Determine which lines contain the word "JSON", then copy those lines.

__DATA EXCERPTS__:
#####

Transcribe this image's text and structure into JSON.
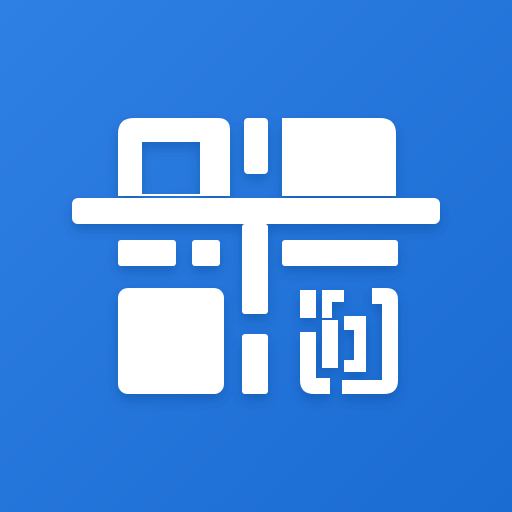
{
  "app_icon": {
    "name": "qr-scanner-app-icon",
    "background_color_top": "#2f80e4",
    "background_color_bottom": "#1a6bd2",
    "glyph_color": "#ffffff",
    "icon": "qr-code-scan-icon"
  }
}
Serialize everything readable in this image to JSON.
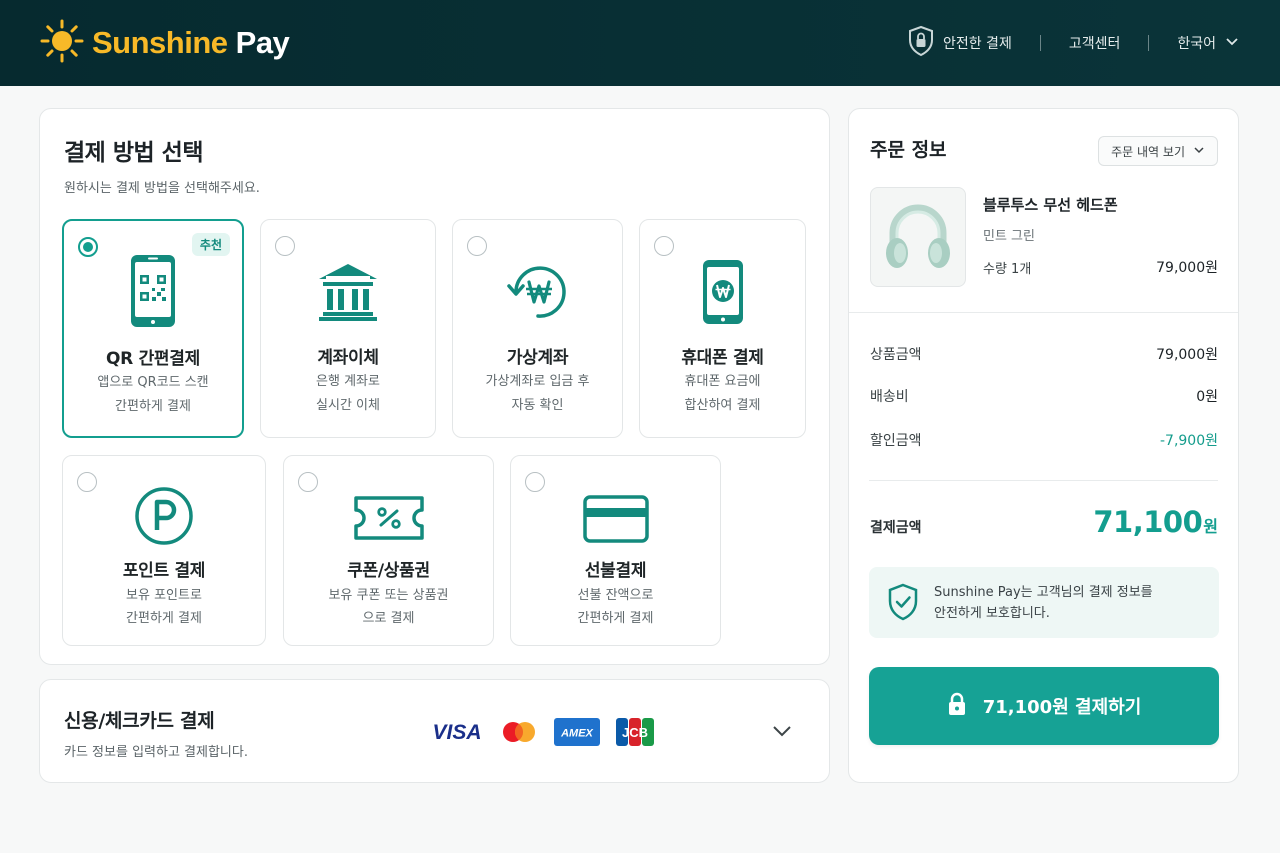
{
  "header": {
    "brand_part1": "Sunshine",
    "brand_part2": "Pay",
    "secure_payment": "안전한 결제",
    "customer_center": "고객센터",
    "language": "한국어",
    "icons": [
      "sun-icon",
      "shield-lock-icon",
      "chevron-down-icon"
    ]
  },
  "payment": {
    "title": "결제 방법 선택",
    "subtitle": "원하시는 결제 방법을 선택해주세요.",
    "methods": [
      {
        "title": "QR 간편결제",
        "desc1": "앱으로 QR코드 스캔",
        "desc2": "간편하게 결제",
        "badge": "추천",
        "selected": true,
        "icon": "qr-phone-icon"
      },
      {
        "title": "계좌이체",
        "desc1": "은행 계좌로",
        "desc2": "실시간 이체",
        "selected": false,
        "icon": "bank-icon"
      },
      {
        "title": "가상계좌",
        "desc1": "가상계좌로 입금 후",
        "desc2": "자동 확인",
        "selected": false,
        "icon": "won-refresh-icon"
      },
      {
        "title": "휴대폰 결제",
        "desc1": "휴대폰 요금에",
        "desc2": "합산하여 결제",
        "selected": false,
        "icon": "mobile-won-icon"
      },
      {
        "title": "포인트 결제",
        "desc1": "보유 포인트로",
        "desc2": "간편하게 결제",
        "selected": false,
        "icon": "point-icon"
      },
      {
        "title": "쿠폰/상품권",
        "desc1": "보유 쿠폰 또는 상품권",
        "desc2": "으로 결제",
        "selected": false,
        "icon": "coupon-icon"
      },
      {
        "title": "선불결제",
        "desc1": "선불 잔액으로",
        "desc2": "간편하게 결제",
        "selected": false,
        "icon": "prepaid-card-icon"
      }
    ]
  },
  "credit": {
    "title": "신용/체크카드 결제",
    "subtitle": "카드 정보를 입력하고 결제합니다.",
    "brands": {
      "visa": "VISA",
      "amex": "AMEX",
      "jcb": "JCB"
    }
  },
  "order": {
    "title": "주문 정보",
    "detail_button": "주문 내역 보기",
    "product": {
      "name": "블루투스 무선 헤드폰",
      "option": "민트 그린",
      "quantity": "수량 1개",
      "price": "79,000원"
    },
    "summary": [
      {
        "label": "상품금액",
        "value": "79,000원"
      },
      {
        "label": "배송비",
        "value": "0원"
      },
      {
        "label": "할인금액",
        "value": "-7,900원"
      }
    ],
    "total_label": "결제금액",
    "total_amount": "71,100",
    "total_unit": "원",
    "secure_line1": "Sunshine Pay는 고객님의 결제 정보를",
    "secure_line2": "안전하게 보호합니다.",
    "pay_button": "71,100원 결제하기"
  },
  "colors": {
    "accent": "#139e8f",
    "brand_sun": "#f7b928",
    "header_bg": "#062a2f"
  }
}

#####

__ANSWER TO THE PROBLEM__:
Transcribe this image's text and structure into JSON.
Serialize everything readable in this image to JSON.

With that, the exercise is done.